┌─ Task input

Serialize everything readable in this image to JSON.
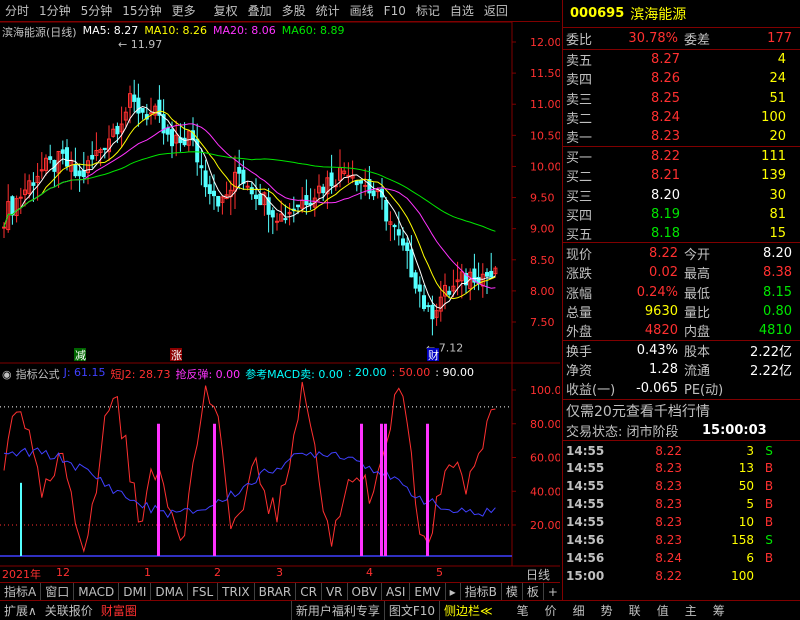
{
  "toolbar": {
    "items": [
      "分时",
      "1分钟",
      "5分钟",
      "15分钟",
      "更多",
      "复权",
      "叠加",
      "多股",
      "统计",
      "画线",
      "F10",
      "标记",
      "自选",
      "返回"
    ]
  },
  "main_chart": {
    "title": "滨海能源(日线)",
    "ma_labels": [
      {
        "text": "MA5: 8.27",
        "color": "#ffffff"
      },
      {
        "text": "MA10: 8.26",
        "color": "#ffff00"
      },
      {
        "text": "MA20: 8.06",
        "color": "#ff33ff"
      },
      {
        "text": "MA60: 8.89",
        "color": "#00e600"
      }
    ],
    "high_marker": "11.97",
    "low_marker": "7.12",
    "ticks": [
      "12.00",
      "11.50",
      "11.00",
      "10.50",
      "10.00",
      "9.50",
      "9.00",
      "8.50",
      "8.00",
      "7.50"
    ],
    "badges": {
      "reduce": "减",
      "rise": "涨",
      "finance": "财"
    }
  },
  "indicator": {
    "title": "指标公式",
    "labels": [
      {
        "text": "J: 61.15",
        "color": "#4040ff"
      },
      {
        "text": "短J2: 28.73",
        "color": "#ff3030"
      },
      {
        "text": "抢反弹: 0.00",
        "color": "#ff33ff"
      },
      {
        "text": "参考MACD卖: 0.00",
        "color": "#00ffff"
      },
      {
        "text": ": 20.00",
        "color": "#00ffff"
      },
      {
        "text": ": 50.00",
        "color": "#ff3030"
      },
      {
        "text": ": 90.00",
        "color": "#ffffff"
      }
    ],
    "ticks": [
      "100.0",
      "80.00",
      "60.00",
      "40.00",
      "20.00"
    ]
  },
  "x_axis": {
    "labels": [
      "2021年",
      "12",
      "1",
      "2",
      "3",
      "4",
      "5"
    ],
    "right_label": "日线"
  },
  "bottom_tabs": [
    "指标A",
    "窗口",
    "MACD",
    "DMI",
    "DMA",
    "FSL",
    "TRIX",
    "BRAR",
    "CR",
    "VR",
    "OBV",
    "ASI",
    "EMV",
    "▸",
    "指标B",
    "模",
    "板",
    "+",
    "−"
  ],
  "status_bar": {
    "left": [
      "扩展∧",
      "关联报价",
      "财富圈"
    ],
    "middle": [
      "新用户福利专享",
      "图文F10",
      "侧边栏≪"
    ],
    "right": [
      "笔",
      "价",
      "细",
      "势",
      "联",
      "值",
      "主",
      "筹"
    ]
  },
  "stock": {
    "code": "000695",
    "name": "滨海能源"
  },
  "order_book": {
    "wei_bi_label": "委比",
    "wei_bi": "30.78%",
    "wei_cha_label": "委差",
    "wei_cha": "177",
    "sells": [
      {
        "label": "卖五",
        "price": "8.27",
        "vol": "4"
      },
      {
        "label": "卖四",
        "price": "8.26",
        "vol": "24"
      },
      {
        "label": "卖三",
        "price": "8.25",
        "vol": "51"
      },
      {
        "label": "卖二",
        "price": "8.24",
        "vol": "100"
      },
      {
        "label": "卖一",
        "price": "8.23",
        "vol": "20"
      }
    ],
    "buys": [
      {
        "label": "买一",
        "price": "8.22",
        "vol": "111"
      },
      {
        "label": "买二",
        "price": "8.21",
        "vol": "139"
      },
      {
        "label": "买三",
        "price": "8.20",
        "vol": "30"
      },
      {
        "label": "买四",
        "price": "8.19",
        "vol": "81"
      },
      {
        "label": "买五",
        "price": "8.18",
        "vol": "15"
      }
    ]
  },
  "quote": [
    {
      "l1": "现价",
      "v1": "8.22",
      "l2": "今开",
      "v2": "8.20"
    },
    {
      "l1": "涨跌",
      "v1": "0.02",
      "l2": "最高",
      "v2": "8.38"
    },
    {
      "l1": "涨幅",
      "v1": "0.24%",
      "l2": "最低",
      "v2": "8.15"
    },
    {
      "l1": "总量",
      "v1": "9630",
      "l2": "量比",
      "v2": "0.80"
    },
    {
      "l1": "外盘",
      "v1": "4820",
      "l2": "内盘",
      "v2": "4810"
    }
  ],
  "quote2": [
    {
      "l1": "换手",
      "v1": "0.43%",
      "l2": "股本",
      "v2": "2.22亿"
    },
    {
      "l1": "净资",
      "v1": "1.28",
      "l2": "流通",
      "v2": "2.22亿"
    },
    {
      "l1": "收益(一)",
      "v1": "-0.065",
      "l2": "PE(动)",
      "v2": ""
    }
  ],
  "promo": "仅需20元查看千档行情",
  "trade_status": {
    "label": "交易状态: 闭市阶段",
    "time": "15:00:03"
  },
  "trades": [
    {
      "t": "14:55",
      "p": "8.22",
      "v": "3",
      "s": "S"
    },
    {
      "t": "14:55",
      "p": "8.23",
      "v": "13",
      "s": "B"
    },
    {
      "t": "14:55",
      "p": "8.23",
      "v": "50",
      "s": "B"
    },
    {
      "t": "14:55",
      "p": "8.23",
      "v": "5",
      "s": "B"
    },
    {
      "t": "14:55",
      "p": "8.23",
      "v": "10",
      "s": "B"
    },
    {
      "t": "14:56",
      "p": "8.23",
      "v": "158",
      "s": "S"
    },
    {
      "t": "14:56",
      "p": "8.24",
      "v": "6",
      "s": "B"
    },
    {
      "t": "15:00",
      "p": "8.22",
      "v": "100",
      "s": ""
    }
  ]
}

└─

→ **Task to complete**: Repeat the records above exactly, omitting every picture.

→ **Correct output**:
Serialize everything readable in this image to JSON.
{
  "toolbar": {
    "items": [
      "分时",
      "1分钟",
      "5分钟",
      "15分钟",
      "更多",
      "复权",
      "叠加",
      "多股",
      "统计",
      "画线",
      "F10",
      "标记",
      "自选",
      "返回"
    ]
  },
  "main_chart": {
    "title": "滨海能源(日线)",
    "ma_labels": [
      {
        "text": "MA5: 8.27",
        "color": "#ffffff"
      },
      {
        "text": "MA10: 8.26",
        "color": "#ffff00"
      },
      {
        "text": "MA20: 8.06",
        "color": "#ff33ff"
      },
      {
        "text": "MA60: 8.89",
        "color": "#00e600"
      }
    ],
    "high_marker": "11.97",
    "low_marker": "7.12",
    "ticks": [
      "12.00",
      "11.50",
      "11.00",
      "10.50",
      "10.00",
      "9.50",
      "9.00",
      "8.50",
      "8.00",
      "7.50"
    ],
    "badges": {
      "reduce": "减",
      "rise": "涨",
      "finance": "财"
    }
  },
  "indicator": {
    "title": "指标公式",
    "labels": [
      {
        "text": "J: 61.15",
        "color": "#4040ff"
      },
      {
        "text": "短J2: 28.73",
        "color": "#ff3030"
      },
      {
        "text": "抢反弹: 0.00",
        "color": "#ff33ff"
      },
      {
        "text": "参考MACD卖: 0.00",
        "color": "#00ffff"
      },
      {
        "text": ": 20.00",
        "color": "#00ffff"
      },
      {
        "text": ": 50.00",
        "color": "#ff3030"
      },
      {
        "text": ": 90.00",
        "color": "#ffffff"
      }
    ],
    "ticks": [
      "100.0",
      "80.00",
      "60.00",
      "40.00",
      "20.00"
    ]
  },
  "x_axis": {
    "labels": [
      "2021年",
      "12",
      "1",
      "2",
      "3",
      "4",
      "5"
    ],
    "right_label": "日线"
  },
  "bottom_tabs": [
    "指标A",
    "窗口",
    "MACD",
    "DMI",
    "DMA",
    "FSL",
    "TRIX",
    "BRAR",
    "CR",
    "VR",
    "OBV",
    "ASI",
    "EMV",
    "▸",
    "指标B",
    "模",
    "板",
    "+",
    "−"
  ],
  "status_bar": {
    "left": [
      "扩展∧",
      "关联报价",
      "财富圈"
    ],
    "middle": [
      "新用户福利专享",
      "图文F10",
      "侧边栏≪"
    ],
    "right": [
      "笔",
      "价",
      "细",
      "势",
      "联",
      "值",
      "主",
      "筹"
    ]
  },
  "stock": {
    "code": "000695",
    "name": "滨海能源"
  },
  "order_book": {
    "wei_bi_label": "委比",
    "wei_bi": "30.78%",
    "wei_cha_label": "委差",
    "wei_cha": "177",
    "sells": [
      {
        "label": "卖五",
        "price": "8.27",
        "vol": "4"
      },
      {
        "label": "卖四",
        "price": "8.26",
        "vol": "24"
      },
      {
        "label": "卖三",
        "price": "8.25",
        "vol": "51"
      },
      {
        "label": "卖二",
        "price": "8.24",
        "vol": "100"
      },
      {
        "label": "卖一",
        "price": "8.23",
        "vol": "20"
      }
    ],
    "buys": [
      {
        "label": "买一",
        "price": "8.22",
        "vol": "111"
      },
      {
        "label": "买二",
        "price": "8.21",
        "vol": "139"
      },
      {
        "label": "买三",
        "price": "8.20",
        "vol": "30"
      },
      {
        "label": "买四",
        "price": "8.19",
        "vol": "81"
      },
      {
        "label": "买五",
        "price": "8.18",
        "vol": "15"
      }
    ]
  },
  "quote": [
    {
      "l1": "现价",
      "v1": "8.22",
      "l2": "今开",
      "v2": "8.20"
    },
    {
      "l1": "涨跌",
      "v1": "0.02",
      "l2": "最高",
      "v2": "8.38"
    },
    {
      "l1": "涨幅",
      "v1": "0.24%",
      "l2": "最低",
      "v2": "8.15"
    },
    {
      "l1": "总量",
      "v1": "9630",
      "l2": "量比",
      "v2": "0.80"
    },
    {
      "l1": "外盘",
      "v1": "4820",
      "l2": "内盘",
      "v2": "4810"
    }
  ],
  "quote2": [
    {
      "l1": "换手",
      "v1": "0.43%",
      "l2": "股本",
      "v2": "2.22亿"
    },
    {
      "l1": "净资",
      "v1": "1.28",
      "l2": "流通",
      "v2": "2.22亿"
    },
    {
      "l1": "收益(一)",
      "v1": "-0.065",
      "l2": "PE(动)",
      "v2": ""
    }
  ],
  "promo": "仅需20元查看千档行情",
  "trade_status": {
    "label": "交易状态: 闭市阶段",
    "time": "15:00:03"
  },
  "trades": [
    {
      "t": "14:55",
      "p": "8.22",
      "v": "3",
      "s": "S"
    },
    {
      "t": "14:55",
      "p": "8.23",
      "v": "13",
      "s": "B"
    },
    {
      "t": "14:55",
      "p": "8.23",
      "v": "50",
      "s": "B"
    },
    {
      "t": "14:55",
      "p": "8.23",
      "v": "5",
      "s": "B"
    },
    {
      "t": "14:55",
      "p": "8.23",
      "v": "10",
      "s": "B"
    },
    {
      "t": "14:56",
      "p": "8.23",
      "v": "158",
      "s": "S"
    },
    {
      "t": "14:56",
      "p": "8.24",
      "v": "6",
      "s": "B"
    },
    {
      "t": "15:00",
      "p": "8.22",
      "v": "100",
      "s": ""
    }
  ]
}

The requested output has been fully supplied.